• Problem description
Print out every line, exactly as written.

(Rows from a dataset)
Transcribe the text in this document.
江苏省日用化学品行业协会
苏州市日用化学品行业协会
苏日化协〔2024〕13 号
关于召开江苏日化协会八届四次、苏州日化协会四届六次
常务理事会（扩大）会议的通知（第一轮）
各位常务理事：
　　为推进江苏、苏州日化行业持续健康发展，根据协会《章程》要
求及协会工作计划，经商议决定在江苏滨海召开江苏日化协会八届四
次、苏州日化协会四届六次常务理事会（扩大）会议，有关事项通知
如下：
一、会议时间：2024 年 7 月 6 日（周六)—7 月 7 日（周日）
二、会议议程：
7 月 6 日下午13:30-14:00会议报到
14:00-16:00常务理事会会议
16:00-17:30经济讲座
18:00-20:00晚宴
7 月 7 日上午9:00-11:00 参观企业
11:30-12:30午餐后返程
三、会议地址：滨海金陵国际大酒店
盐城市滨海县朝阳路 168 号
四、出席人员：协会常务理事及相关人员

• Written answer
Transcribe the text in this document.
江苏省日用化学品行业协会
苏州市日用化学品行业协会
苏日化协〔2024〕13 号
关于召开江苏日化协会八届四次、苏州日化协会四届六次
常务理事会（扩大）会议的通知（第一轮）
各位常务理事：
　　为推进江苏、苏州日化行业持续健康发展，根据协会《章程》要
求及协会工作计划，经商议决定在江苏滨海召开江苏日化协会八届四
次、苏州日化协会四届六次常务理事会（扩大）会议，有关事项通知
如下：
一、会议时间：2024 年 7 月 6 日（周六)—7 月 7 日（周日）
二、会议议程：
7 月 6 日下午13:30-14:00会议报到
14:00-16:00常务理事会会议
16:00-17:30经济讲座
18:00-20:00晚宴
7 月 7 日上午9:00-11:00 参观企业
11:30-12:30午餐后返程
三、会议地址：滨海金陵国际大酒店
盐城市滨海县朝阳路 168 号
四、出席人员：协会常务理事及相关人员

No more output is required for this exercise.